Figure collection entries
+--
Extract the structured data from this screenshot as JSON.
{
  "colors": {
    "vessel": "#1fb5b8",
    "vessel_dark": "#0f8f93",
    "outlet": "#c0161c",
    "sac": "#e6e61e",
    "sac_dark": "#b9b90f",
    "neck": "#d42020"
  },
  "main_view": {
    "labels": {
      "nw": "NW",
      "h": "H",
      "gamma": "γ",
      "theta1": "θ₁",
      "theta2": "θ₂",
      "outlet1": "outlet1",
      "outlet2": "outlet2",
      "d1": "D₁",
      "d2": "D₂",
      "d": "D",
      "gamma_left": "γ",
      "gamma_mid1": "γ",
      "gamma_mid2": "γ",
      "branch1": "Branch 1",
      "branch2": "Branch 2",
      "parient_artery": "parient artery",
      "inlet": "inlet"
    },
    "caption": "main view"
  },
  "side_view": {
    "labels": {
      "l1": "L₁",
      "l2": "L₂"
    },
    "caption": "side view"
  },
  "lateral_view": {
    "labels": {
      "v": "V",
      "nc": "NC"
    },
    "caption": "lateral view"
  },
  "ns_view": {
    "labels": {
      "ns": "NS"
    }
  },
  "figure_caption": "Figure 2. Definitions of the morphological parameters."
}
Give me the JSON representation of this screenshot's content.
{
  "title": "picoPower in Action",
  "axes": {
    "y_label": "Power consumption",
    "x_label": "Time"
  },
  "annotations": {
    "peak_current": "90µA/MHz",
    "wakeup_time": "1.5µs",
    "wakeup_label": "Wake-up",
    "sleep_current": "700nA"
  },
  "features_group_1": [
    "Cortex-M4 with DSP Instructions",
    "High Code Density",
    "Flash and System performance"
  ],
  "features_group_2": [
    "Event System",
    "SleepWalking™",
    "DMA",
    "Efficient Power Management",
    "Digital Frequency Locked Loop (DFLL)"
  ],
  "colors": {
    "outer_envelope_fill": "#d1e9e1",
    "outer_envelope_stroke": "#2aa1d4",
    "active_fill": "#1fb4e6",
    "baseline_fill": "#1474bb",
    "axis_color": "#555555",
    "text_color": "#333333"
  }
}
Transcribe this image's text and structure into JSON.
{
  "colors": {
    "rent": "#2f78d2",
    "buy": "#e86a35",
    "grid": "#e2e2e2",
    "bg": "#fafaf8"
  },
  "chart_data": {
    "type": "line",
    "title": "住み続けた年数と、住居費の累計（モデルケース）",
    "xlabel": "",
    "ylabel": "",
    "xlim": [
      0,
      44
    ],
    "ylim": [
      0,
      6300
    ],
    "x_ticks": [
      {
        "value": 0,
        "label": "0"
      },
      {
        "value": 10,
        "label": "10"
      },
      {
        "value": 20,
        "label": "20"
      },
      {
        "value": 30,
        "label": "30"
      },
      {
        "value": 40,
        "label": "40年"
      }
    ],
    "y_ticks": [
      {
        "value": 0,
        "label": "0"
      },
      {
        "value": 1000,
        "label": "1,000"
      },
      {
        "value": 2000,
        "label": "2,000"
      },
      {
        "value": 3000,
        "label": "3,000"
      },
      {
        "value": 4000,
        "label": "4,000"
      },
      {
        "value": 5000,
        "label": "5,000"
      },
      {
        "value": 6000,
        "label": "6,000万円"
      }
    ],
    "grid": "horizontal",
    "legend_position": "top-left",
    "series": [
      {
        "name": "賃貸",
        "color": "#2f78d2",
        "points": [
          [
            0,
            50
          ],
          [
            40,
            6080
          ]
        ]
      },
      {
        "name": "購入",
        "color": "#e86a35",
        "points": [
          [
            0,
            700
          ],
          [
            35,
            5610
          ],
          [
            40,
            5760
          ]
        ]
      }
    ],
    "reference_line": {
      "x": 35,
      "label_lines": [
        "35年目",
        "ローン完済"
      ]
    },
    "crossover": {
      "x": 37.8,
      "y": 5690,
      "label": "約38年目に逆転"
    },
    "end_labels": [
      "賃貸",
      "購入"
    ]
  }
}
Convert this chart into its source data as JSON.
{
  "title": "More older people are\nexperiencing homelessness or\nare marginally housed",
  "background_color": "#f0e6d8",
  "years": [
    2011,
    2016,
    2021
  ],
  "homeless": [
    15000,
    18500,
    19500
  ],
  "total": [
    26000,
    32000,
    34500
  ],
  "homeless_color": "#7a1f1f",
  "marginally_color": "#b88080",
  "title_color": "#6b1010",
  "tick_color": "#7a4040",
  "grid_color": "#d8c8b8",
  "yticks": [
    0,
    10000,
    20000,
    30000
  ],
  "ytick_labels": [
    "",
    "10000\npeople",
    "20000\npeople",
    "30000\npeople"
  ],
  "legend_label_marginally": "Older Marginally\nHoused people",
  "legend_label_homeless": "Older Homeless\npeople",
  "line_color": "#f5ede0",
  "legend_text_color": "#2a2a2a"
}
+--
Please repeat the listing above in full and exactly.

### RESULT FOR THIS TASK
Extract the structured data from this screenshot as JSON.
{
  "colors": {
    "vessel": "#1fb5b8",
    "vessel_dark": "#0f8f93",
    "outlet": "#c0161c",
    "sac": "#e6e61e",
    "sac_dark": "#b9b90f",
    "neck": "#d42020"
  },
  "main_view": {
    "labels": {
      "nw": "NW",
      "h": "H",
      "gamma": "γ",
      "theta1": "θ₁",
      "theta2": "θ₂",
      "outlet1": "outlet1",
      "outlet2": "outlet2",
      "d1": "D₁",
      "d2": "D₂",
      "d": "D",
      "gamma_left": "γ",
      "gamma_mid1": "γ",
      "gamma_mid2": "γ",
      "branch1": "Branch 1",
      "branch2": "Branch 2",
      "parient_artery": "parient artery",
      "inlet": "inlet"
    },
    "caption": "main view"
  },
  "side_view": {
    "labels": {
      "l1": "L₁",
      "l2": "L₂"
    },
    "caption": "side view"
  },
  "lateral_view": {
    "labels": {
      "v": "V",
      "nc": "NC"
    },
    "caption": "lateral view"
  },
  "ns_view": {
    "labels": {
      "ns": "NS"
    }
  },
  "figure_caption": "Figure 2. Definitions of the morphological parameters."
}
Give me the JSON representation of this screenshot's content.
{
  "title": "picoPower in Action",
  "axes": {
    "y_label": "Power consumption",
    "x_label": "Time"
  },
  "annotations": {
    "peak_current": "90µA/MHz",
    "wakeup_time": "1.5µs",
    "wakeup_label": "Wake-up",
    "sleep_current": "700nA"
  },
  "features_group_1": [
    "Cortex-M4 with DSP Instructions",
    "High Code Density",
    "Flash and System performance"
  ],
  "features_group_2": [
    "Event System",
    "SleepWalking™",
    "DMA",
    "Efficient Power Management",
    "Digital Frequency Locked Loop (DFLL)"
  ],
  "colors": {
    "outer_envelope_fill": "#d1e9e1",
    "outer_envelope_stroke": "#2aa1d4",
    "active_fill": "#1fb4e6",
    "baseline_fill": "#1474bb",
    "axis_color": "#555555",
    "text_color": "#333333"
  }
}
Transcribe this image's text and structure into JSON.
{
  "colors": {
    "rent": "#2f78d2",
    "buy": "#e86a35",
    "grid": "#e2e2e2",
    "bg": "#fafaf8"
  },
  "chart_data": {
    "type": "line",
    "title": "住み続けた年数と、住居費の累計（モデルケース）",
    "xlabel": "",
    "ylabel": "",
    "xlim": [
      0,
      44
    ],
    "ylim": [
      0,
      6300
    ],
    "x_ticks": [
      {
        "value": 0,
        "label": "0"
      },
      {
        "value": 10,
        "label": "10"
      },
      {
        "value": 20,
        "label": "20"
      },
      {
        "value": 30,
        "label": "30"
      },
      {
        "value": 40,
        "label": "40年"
      }
    ],
    "y_ticks": [
      {
        "value": 0,
        "label": "0"
      },
      {
        "value": 1000,
        "label": "1,000"
      },
      {
        "value": 2000,
        "label": "2,000"
      },
      {
        "value": 3000,
        "label": "3,000"
      },
      {
        "value": 4000,
        "label": "4,000"
      },
      {
        "value": 5000,
        "label": "5,000"
      },
      {
        "value": 6000,
        "label": "6,000万円"
      }
    ],
    "grid": "horizontal",
    "legend_position": "top-left",
    "series": [
      {
        "name": "賃貸",
        "color": "#2f78d2",
        "points": [
          [
            0,
            50
          ],
          [
            40,
            6080
          ]
        ]
      },
      {
        "name": "購入",
        "color": "#e86a35",
        "points": [
          [
            0,
            700
          ],
          [
            35,
            5610
          ],
          [
            40,
            5760
          ]
        ]
      }
    ],
    "reference_line": {
      "x": 35,
      "label_lines": [
        "35年目",
        "ローン完済"
      ]
    },
    "crossover": {
      "x": 37.8,
      "y": 5690,
      "label": "約38年目に逆転"
    },
    "end_labels": [
      "賃貸",
      "購入"
    ]
  }
}
Convert this chart into its source data as JSON.
{
  "title": "More older people are\nexperiencing homelessness or\nare marginally housed",
  "background_color": "#f0e6d8",
  "years": [
    2011,
    2016,
    2021
  ],
  "homeless": [
    15000,
    18500,
    19500
  ],
  "total": [
    26000,
    32000,
    34500
  ],
  "homeless_color": "#7a1f1f",
  "marginally_color": "#b88080",
  "title_color": "#6b1010",
  "tick_color": "#7a4040",
  "grid_color": "#d8c8b8",
  "yticks": [
    0,
    10000,
    20000,
    30000
  ],
  "ytick_labels": [
    "",
    "10000\npeople",
    "20000\npeople",
    "30000\npeople"
  ],
  "legend_label_marginally": "Older Marginally\nHoused people",
  "legend_label_homeless": "Older Homeless\npeople",
  "line_color": "#f5ede0",
  "legend_text_color": "#2a2a2a"
}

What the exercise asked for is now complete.